[Information supplied]
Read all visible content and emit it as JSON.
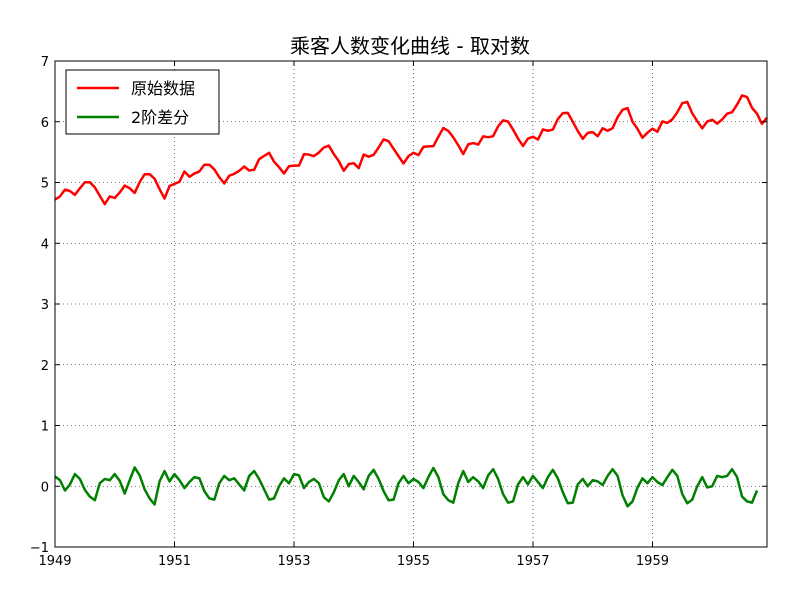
{
  "chart_data": {
    "type": "line",
    "title": "乘客人数变化曲线 - 取对数",
    "xlabel": "",
    "ylabel": "",
    "xlim": [
      1949.0,
      1960.917
    ],
    "ylim": [
      -1,
      7
    ],
    "grid": true,
    "legend_position": "top-left",
    "x_ticks": [
      1949,
      1951,
      1953,
      1955,
      1957,
      1959
    ],
    "x_tick_labels": [
      "1949",
      "1951",
      "1953",
      "1955",
      "1957",
      "1959"
    ],
    "y_ticks": [
      -1,
      0,
      1,
      2,
      3,
      4,
      5,
      6,
      7
    ],
    "y_tick_labels": [
      "−1",
      "0",
      "1",
      "2",
      "3",
      "4",
      "5",
      "6",
      "7"
    ],
    "series": [
      {
        "name": "原始数据",
        "color": "#ff0000",
        "x_start": 1949.0,
        "x_step": 0.08333,
        "values": [
          4.718,
          4.771,
          4.883,
          4.86,
          4.796,
          4.905,
          5.004,
          5.004,
          4.92,
          4.779,
          4.644,
          4.771,
          4.745,
          4.836,
          4.949,
          4.905,
          4.828,
          5.004,
          5.136,
          5.136,
          5.063,
          4.891,
          4.736,
          4.942,
          4.977,
          5.011,
          5.182,
          5.094,
          5.147,
          5.182,
          5.293,
          5.293,
          5.215,
          5.088,
          4.984,
          5.112,
          5.142,
          5.193,
          5.263,
          5.198,
          5.209,
          5.384,
          5.438,
          5.489,
          5.342,
          5.252,
          5.148,
          5.268,
          5.278,
          5.278,
          5.464,
          5.46,
          5.434,
          5.493,
          5.576,
          5.606,
          5.468,
          5.352,
          5.193,
          5.303,
          5.318,
          5.236,
          5.46,
          5.425,
          5.455,
          5.576,
          5.71,
          5.68,
          5.557,
          5.434,
          5.313,
          5.434,
          5.489,
          5.451,
          5.587,
          5.595,
          5.598,
          5.753,
          5.897,
          5.849,
          5.743,
          5.613,
          5.468,
          5.628,
          5.649,
          5.624,
          5.759,
          5.746,
          5.762,
          5.924,
          6.023,
          6.004,
          5.872,
          5.724,
          5.602,
          5.724,
          5.753,
          5.707,
          5.874,
          5.852,
          5.872,
          6.045,
          6.142,
          6.146,
          6.001,
          5.849,
          5.72,
          5.817,
          5.829,
          5.762,
          5.892,
          5.852,
          5.894,
          6.075,
          6.196,
          6.225,
          6.001,
          5.883,
          5.737,
          5.82,
          5.886,
          5.835,
          6.006,
          5.981,
          6.04,
          6.157,
          6.306,
          6.326,
          6.138,
          6.009,
          5.892,
          6.004,
          6.033,
          5.969,
          6.038,
          6.133,
          6.157,
          6.282,
          6.433,
          6.407,
          6.23,
          6.133,
          5.966,
          6.068
        ]
      },
      {
        "name": "2阶差分",
        "color": "#008000",
        "x_start": 1949.0,
        "x_step": 0.08333,
        "values": [
          0.16,
          0.1,
          -0.07,
          0.03,
          0.2,
          0.12,
          -0.06,
          -0.17,
          -0.23,
          0.05,
          0.12,
          0.1,
          0.2,
          0.09,
          -0.12,
          0.1,
          0.31,
          0.18,
          -0.05,
          -0.2,
          -0.3,
          0.08,
          0.25,
          0.08,
          0.2,
          0.1,
          -0.03,
          0.07,
          0.15,
          0.13,
          -0.08,
          -0.2,
          -0.22,
          0.05,
          0.17,
          0.1,
          0.13,
          0.03,
          -0.07,
          0.17,
          0.25,
          0.12,
          -0.05,
          -0.22,
          -0.2,
          0.0,
          0.13,
          0.05,
          0.2,
          0.18,
          -0.03,
          0.07,
          0.12,
          0.05,
          -0.18,
          -0.25,
          -0.1,
          0.1,
          0.2,
          0.0,
          0.17,
          0.07,
          -0.05,
          0.17,
          0.27,
          0.12,
          -0.08,
          -0.23,
          -0.22,
          0.05,
          0.17,
          0.05,
          0.12,
          0.07,
          -0.03,
          0.15,
          0.3,
          0.15,
          -0.13,
          -0.23,
          -0.27,
          0.05,
          0.25,
          0.07,
          0.15,
          0.08,
          -0.03,
          0.18,
          0.28,
          0.12,
          -0.13,
          -0.27,
          -0.25,
          0.03,
          0.15,
          0.03,
          0.17,
          0.07,
          -0.03,
          0.15,
          0.27,
          0.13,
          -0.1,
          -0.28,
          -0.27,
          0.03,
          0.12,
          0.0,
          0.1,
          0.08,
          0.02,
          0.17,
          0.28,
          0.17,
          -0.15,
          -0.33,
          -0.25,
          -0.02,
          0.13,
          0.05,
          0.15,
          0.07,
          0.02,
          0.15,
          0.27,
          0.17,
          -0.13,
          -0.28,
          -0.22,
          0.0,
          0.15,
          -0.02,
          0.0,
          0.17,
          0.15,
          0.17,
          0.28,
          0.15,
          -0.17,
          -0.25,
          -0.27,
          -0.07
        ]
      }
    ]
  }
}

[Problem details]
Quote the preceding listing precisely and completely, omitting its images.

[Written answer]
Read all visible content and emit it as JSON.
{
  "chart_data": {
    "type": "line",
    "title": "乘客人数变化曲线 - 取对数",
    "xlabel": "",
    "ylabel": "",
    "xlim": [
      1949.0,
      1960.917
    ],
    "ylim": [
      -1,
      7
    ],
    "grid": true,
    "legend_position": "top-left",
    "x_ticks": [
      1949,
      1951,
      1953,
      1955,
      1957,
      1959
    ],
    "x_tick_labels": [
      "1949",
      "1951",
      "1953",
      "1955",
      "1957",
      "1959"
    ],
    "y_ticks": [
      -1,
      0,
      1,
      2,
      3,
      4,
      5,
      6,
      7
    ],
    "y_tick_labels": [
      "−1",
      "0",
      "1",
      "2",
      "3",
      "4",
      "5",
      "6",
      "7"
    ],
    "series": [
      {
        "name": "原始数据",
        "color": "#ff0000",
        "x_start": 1949.0,
        "x_step": 0.08333,
        "values": [
          4.718,
          4.771,
          4.883,
          4.86,
          4.796,
          4.905,
          5.004,
          5.004,
          4.92,
          4.779,
          4.644,
          4.771,
          4.745,
          4.836,
          4.949,
          4.905,
          4.828,
          5.004,
          5.136,
          5.136,
          5.063,
          4.891,
          4.736,
          4.942,
          4.977,
          5.011,
          5.182,
          5.094,
          5.147,
          5.182,
          5.293,
          5.293,
          5.215,
          5.088,
          4.984,
          5.112,
          5.142,
          5.193,
          5.263,
          5.198,
          5.209,
          5.384,
          5.438,
          5.489,
          5.342,
          5.252,
          5.148,
          5.268,
          5.278,
          5.278,
          5.464,
          5.46,
          5.434,
          5.493,
          5.576,
          5.606,
          5.468,
          5.352,
          5.193,
          5.303,
          5.318,
          5.236,
          5.46,
          5.425,
          5.455,
          5.576,
          5.71,
          5.68,
          5.557,
          5.434,
          5.313,
          5.434,
          5.489,
          5.451,
          5.587,
          5.595,
          5.598,
          5.753,
          5.897,
          5.849,
          5.743,
          5.613,
          5.468,
          5.628,
          5.649,
          5.624,
          5.759,
          5.746,
          5.762,
          5.924,
          6.023,
          6.004,
          5.872,
          5.724,
          5.602,
          5.724,
          5.753,
          5.707,
          5.874,
          5.852,
          5.872,
          6.045,
          6.142,
          6.146,
          6.001,
          5.849,
          5.72,
          5.817,
          5.829,
          5.762,
          5.892,
          5.852,
          5.894,
          6.075,
          6.196,
          6.225,
          6.001,
          5.883,
          5.737,
          5.82,
          5.886,
          5.835,
          6.006,
          5.981,
          6.04,
          6.157,
          6.306,
          6.326,
          6.138,
          6.009,
          5.892,
          6.004,
          6.033,
          5.969,
          6.038,
          6.133,
          6.157,
          6.282,
          6.433,
          6.407,
          6.23,
          6.133,
          5.966,
          6.068
        ]
      },
      {
        "name": "2阶差分",
        "color": "#008000",
        "x_start": 1949.0,
        "x_step": 0.08333,
        "values": [
          0.16,
          0.1,
          -0.07,
          0.03,
          0.2,
          0.12,
          -0.06,
          -0.17,
          -0.23,
          0.05,
          0.12,
          0.1,
          0.2,
          0.09,
          -0.12,
          0.1,
          0.31,
          0.18,
          -0.05,
          -0.2,
          -0.3,
          0.08,
          0.25,
          0.08,
          0.2,
          0.1,
          -0.03,
          0.07,
          0.15,
          0.13,
          -0.08,
          -0.2,
          -0.22,
          0.05,
          0.17,
          0.1,
          0.13,
          0.03,
          -0.07,
          0.17,
          0.25,
          0.12,
          -0.05,
          -0.22,
          -0.2,
          0.0,
          0.13,
          0.05,
          0.2,
          0.18,
          -0.03,
          0.07,
          0.12,
          0.05,
          -0.18,
          -0.25,
          -0.1,
          0.1,
          0.2,
          0.0,
          0.17,
          0.07,
          -0.05,
          0.17,
          0.27,
          0.12,
          -0.08,
          -0.23,
          -0.22,
          0.05,
          0.17,
          0.05,
          0.12,
          0.07,
          -0.03,
          0.15,
          0.3,
          0.15,
          -0.13,
          -0.23,
          -0.27,
          0.05,
          0.25,
          0.07,
          0.15,
          0.08,
          -0.03,
          0.18,
          0.28,
          0.12,
          -0.13,
          -0.27,
          -0.25,
          0.03,
          0.15,
          0.03,
          0.17,
          0.07,
          -0.03,
          0.15,
          0.27,
          0.13,
          -0.1,
          -0.28,
          -0.27,
          0.03,
          0.12,
          0.0,
          0.1,
          0.08,
          0.02,
          0.17,
          0.28,
          0.17,
          -0.15,
          -0.33,
          -0.25,
          -0.02,
          0.13,
          0.05,
          0.15,
          0.07,
          0.02,
          0.15,
          0.27,
          0.17,
          -0.13,
          -0.28,
          -0.22,
          0.0,
          0.15,
          -0.02,
          0.0,
          0.17,
          0.15,
          0.17,
          0.28,
          0.15,
          -0.17,
          -0.25,
          -0.27,
          -0.07
        ]
      }
    ]
  }
}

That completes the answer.